**Problem description**
Identify all lines in the listing that include the word "where", and copy them out.

Stored records
━━━
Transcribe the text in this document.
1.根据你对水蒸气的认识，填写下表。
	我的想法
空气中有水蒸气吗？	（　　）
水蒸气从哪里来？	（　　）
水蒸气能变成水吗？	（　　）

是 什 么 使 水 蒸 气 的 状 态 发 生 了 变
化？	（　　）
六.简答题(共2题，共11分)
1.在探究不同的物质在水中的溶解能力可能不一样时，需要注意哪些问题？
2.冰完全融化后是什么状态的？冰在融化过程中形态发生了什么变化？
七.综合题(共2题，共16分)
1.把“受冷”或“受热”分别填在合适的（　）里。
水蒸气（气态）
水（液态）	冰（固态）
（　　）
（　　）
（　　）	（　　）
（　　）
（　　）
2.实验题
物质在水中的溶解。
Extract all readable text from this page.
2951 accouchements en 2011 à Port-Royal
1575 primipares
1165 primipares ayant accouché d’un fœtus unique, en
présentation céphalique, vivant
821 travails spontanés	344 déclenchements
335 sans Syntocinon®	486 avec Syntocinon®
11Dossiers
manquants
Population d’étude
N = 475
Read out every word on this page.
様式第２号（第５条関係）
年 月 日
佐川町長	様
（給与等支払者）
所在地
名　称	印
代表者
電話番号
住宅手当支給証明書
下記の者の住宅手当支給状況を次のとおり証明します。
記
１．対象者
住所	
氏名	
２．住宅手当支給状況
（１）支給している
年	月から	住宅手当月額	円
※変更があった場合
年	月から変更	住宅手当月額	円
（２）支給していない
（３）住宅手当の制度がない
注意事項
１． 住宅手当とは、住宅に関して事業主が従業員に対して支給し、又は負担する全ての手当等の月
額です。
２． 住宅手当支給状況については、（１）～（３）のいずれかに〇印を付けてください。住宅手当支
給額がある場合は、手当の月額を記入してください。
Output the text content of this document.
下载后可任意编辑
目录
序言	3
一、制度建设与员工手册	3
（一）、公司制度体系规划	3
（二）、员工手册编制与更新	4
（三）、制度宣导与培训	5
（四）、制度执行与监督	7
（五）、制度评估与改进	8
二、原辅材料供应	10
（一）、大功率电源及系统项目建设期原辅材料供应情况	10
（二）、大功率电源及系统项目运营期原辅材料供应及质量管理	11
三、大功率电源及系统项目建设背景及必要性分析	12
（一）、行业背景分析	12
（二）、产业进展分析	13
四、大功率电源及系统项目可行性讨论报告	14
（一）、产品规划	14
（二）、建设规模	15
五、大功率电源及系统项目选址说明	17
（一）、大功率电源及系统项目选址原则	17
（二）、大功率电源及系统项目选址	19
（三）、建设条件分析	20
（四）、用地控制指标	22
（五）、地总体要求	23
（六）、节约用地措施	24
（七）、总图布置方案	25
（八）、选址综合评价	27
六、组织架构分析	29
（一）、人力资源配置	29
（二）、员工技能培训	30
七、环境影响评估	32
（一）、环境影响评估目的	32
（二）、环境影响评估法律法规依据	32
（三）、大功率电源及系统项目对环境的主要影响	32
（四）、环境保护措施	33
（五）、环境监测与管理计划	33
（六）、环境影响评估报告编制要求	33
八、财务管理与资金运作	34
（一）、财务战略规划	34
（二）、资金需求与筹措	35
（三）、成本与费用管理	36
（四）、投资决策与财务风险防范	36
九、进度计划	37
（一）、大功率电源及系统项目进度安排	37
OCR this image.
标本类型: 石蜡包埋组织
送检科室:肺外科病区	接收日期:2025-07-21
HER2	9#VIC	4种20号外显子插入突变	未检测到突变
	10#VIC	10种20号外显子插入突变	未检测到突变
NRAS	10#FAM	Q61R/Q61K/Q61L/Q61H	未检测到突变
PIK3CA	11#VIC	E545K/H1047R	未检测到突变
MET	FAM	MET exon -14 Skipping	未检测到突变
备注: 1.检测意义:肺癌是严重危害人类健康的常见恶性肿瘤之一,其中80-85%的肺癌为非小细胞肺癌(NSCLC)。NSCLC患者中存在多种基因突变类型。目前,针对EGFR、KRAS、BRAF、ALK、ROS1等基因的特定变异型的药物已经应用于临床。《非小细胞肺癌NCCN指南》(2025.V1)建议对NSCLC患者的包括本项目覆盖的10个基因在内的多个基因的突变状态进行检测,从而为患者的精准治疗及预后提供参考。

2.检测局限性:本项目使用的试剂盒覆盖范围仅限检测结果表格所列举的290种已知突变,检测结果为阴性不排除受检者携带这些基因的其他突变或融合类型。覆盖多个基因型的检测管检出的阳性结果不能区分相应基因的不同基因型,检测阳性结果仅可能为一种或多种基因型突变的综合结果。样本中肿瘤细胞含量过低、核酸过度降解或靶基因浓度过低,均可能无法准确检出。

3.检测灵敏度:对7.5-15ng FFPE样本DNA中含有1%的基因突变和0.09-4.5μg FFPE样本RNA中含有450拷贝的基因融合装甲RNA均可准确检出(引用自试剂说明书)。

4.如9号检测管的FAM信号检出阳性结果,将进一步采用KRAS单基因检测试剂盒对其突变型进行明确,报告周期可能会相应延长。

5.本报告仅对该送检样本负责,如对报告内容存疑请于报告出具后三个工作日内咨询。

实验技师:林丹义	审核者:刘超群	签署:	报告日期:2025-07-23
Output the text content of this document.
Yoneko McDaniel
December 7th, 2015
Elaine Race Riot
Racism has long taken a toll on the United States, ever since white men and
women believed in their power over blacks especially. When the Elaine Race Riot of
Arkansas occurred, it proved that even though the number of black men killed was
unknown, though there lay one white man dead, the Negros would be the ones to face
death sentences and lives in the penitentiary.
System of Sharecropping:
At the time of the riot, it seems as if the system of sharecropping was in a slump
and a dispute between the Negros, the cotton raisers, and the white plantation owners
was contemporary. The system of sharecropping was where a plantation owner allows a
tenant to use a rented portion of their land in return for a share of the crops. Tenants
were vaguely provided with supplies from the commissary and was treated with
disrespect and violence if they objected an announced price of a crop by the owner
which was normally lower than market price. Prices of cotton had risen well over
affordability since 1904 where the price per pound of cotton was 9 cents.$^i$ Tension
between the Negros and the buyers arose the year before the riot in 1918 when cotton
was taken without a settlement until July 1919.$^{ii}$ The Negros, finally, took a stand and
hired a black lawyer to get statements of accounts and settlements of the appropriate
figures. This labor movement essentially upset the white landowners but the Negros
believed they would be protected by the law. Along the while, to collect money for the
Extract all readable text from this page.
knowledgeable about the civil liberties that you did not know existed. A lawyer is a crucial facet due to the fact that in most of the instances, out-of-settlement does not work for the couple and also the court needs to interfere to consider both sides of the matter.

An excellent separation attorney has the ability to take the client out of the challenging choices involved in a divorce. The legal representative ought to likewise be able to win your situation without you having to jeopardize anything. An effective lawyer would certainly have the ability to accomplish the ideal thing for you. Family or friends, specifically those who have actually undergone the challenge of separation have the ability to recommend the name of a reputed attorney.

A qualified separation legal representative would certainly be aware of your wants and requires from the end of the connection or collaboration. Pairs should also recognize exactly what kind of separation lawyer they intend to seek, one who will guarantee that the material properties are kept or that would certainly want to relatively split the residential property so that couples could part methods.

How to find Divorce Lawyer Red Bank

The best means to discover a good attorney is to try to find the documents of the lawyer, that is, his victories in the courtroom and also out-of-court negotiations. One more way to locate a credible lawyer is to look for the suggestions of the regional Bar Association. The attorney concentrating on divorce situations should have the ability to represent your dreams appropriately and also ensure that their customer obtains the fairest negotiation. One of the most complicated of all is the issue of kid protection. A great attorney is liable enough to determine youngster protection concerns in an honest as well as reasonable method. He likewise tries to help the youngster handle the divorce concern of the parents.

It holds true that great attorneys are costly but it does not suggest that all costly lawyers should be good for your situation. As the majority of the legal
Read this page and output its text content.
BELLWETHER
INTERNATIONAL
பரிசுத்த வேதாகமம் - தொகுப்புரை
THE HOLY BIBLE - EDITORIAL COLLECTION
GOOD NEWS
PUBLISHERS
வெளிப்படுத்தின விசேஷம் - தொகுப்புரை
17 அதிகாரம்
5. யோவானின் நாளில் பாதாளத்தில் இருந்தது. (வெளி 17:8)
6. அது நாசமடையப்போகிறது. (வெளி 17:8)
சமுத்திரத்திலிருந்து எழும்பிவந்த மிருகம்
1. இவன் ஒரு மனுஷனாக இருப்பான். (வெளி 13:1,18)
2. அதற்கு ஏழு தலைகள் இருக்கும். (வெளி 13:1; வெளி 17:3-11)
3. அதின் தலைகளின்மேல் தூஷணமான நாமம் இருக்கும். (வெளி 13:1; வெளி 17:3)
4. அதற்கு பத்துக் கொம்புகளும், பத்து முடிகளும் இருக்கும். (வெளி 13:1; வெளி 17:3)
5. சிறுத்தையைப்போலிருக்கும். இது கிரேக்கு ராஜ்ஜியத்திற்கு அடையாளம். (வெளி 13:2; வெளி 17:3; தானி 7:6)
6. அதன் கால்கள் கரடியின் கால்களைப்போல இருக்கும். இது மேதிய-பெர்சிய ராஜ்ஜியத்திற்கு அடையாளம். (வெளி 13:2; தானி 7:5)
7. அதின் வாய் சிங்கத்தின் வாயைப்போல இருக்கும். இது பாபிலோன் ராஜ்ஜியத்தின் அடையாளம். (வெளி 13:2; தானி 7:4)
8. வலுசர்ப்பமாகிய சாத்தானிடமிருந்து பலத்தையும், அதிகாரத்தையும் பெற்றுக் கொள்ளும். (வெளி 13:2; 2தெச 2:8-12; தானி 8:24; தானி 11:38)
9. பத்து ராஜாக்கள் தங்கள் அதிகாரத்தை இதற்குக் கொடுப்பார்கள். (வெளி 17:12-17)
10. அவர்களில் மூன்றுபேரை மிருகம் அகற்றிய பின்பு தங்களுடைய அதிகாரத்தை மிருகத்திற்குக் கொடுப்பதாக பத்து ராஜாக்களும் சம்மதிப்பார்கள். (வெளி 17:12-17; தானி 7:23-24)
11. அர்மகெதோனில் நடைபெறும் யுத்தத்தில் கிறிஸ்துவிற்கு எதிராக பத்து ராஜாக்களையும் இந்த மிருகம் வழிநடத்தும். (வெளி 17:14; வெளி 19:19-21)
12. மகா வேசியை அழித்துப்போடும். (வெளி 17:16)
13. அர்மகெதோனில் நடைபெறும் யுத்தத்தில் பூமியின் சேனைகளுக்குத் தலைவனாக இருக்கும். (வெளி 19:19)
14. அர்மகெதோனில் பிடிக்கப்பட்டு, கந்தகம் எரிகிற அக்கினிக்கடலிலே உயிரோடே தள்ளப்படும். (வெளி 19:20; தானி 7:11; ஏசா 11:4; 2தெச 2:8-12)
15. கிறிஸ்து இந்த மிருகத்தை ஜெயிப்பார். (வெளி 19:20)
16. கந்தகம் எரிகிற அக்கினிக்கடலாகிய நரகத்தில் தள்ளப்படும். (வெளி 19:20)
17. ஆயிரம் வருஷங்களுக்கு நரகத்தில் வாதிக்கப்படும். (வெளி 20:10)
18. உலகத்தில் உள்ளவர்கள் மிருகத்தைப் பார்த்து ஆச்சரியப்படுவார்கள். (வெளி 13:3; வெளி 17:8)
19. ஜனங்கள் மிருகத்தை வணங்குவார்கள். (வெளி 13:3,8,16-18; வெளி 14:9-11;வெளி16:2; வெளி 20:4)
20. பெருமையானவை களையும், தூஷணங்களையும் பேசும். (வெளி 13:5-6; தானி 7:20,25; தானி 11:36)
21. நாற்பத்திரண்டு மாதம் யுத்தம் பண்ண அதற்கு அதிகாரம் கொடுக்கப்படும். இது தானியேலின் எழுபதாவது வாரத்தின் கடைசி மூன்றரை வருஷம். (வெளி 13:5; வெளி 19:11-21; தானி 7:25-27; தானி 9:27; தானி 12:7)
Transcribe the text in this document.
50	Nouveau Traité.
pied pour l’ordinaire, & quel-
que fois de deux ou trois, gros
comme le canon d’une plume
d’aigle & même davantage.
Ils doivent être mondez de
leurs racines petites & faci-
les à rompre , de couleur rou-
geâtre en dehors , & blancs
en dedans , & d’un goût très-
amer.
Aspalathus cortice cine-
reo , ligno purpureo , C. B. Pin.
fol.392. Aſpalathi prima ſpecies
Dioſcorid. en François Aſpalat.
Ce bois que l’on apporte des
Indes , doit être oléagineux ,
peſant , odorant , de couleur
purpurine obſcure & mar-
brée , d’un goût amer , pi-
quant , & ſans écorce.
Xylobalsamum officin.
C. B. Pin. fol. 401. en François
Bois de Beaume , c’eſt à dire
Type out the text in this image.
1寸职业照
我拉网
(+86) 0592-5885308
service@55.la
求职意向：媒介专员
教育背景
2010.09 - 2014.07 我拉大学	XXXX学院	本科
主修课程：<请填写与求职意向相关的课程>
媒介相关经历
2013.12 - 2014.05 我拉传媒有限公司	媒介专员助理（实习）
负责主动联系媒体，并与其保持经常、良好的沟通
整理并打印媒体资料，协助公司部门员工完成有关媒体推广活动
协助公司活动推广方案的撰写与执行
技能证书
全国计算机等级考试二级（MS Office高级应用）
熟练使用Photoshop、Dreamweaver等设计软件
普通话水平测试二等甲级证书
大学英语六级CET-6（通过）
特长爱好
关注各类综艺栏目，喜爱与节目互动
━━━
**Task result**
was contemporary. The system of sharecropping was where a plantation owner allows a
affordability since 1904 where the price per pound of cotton was 9 cents.$^i$ Tension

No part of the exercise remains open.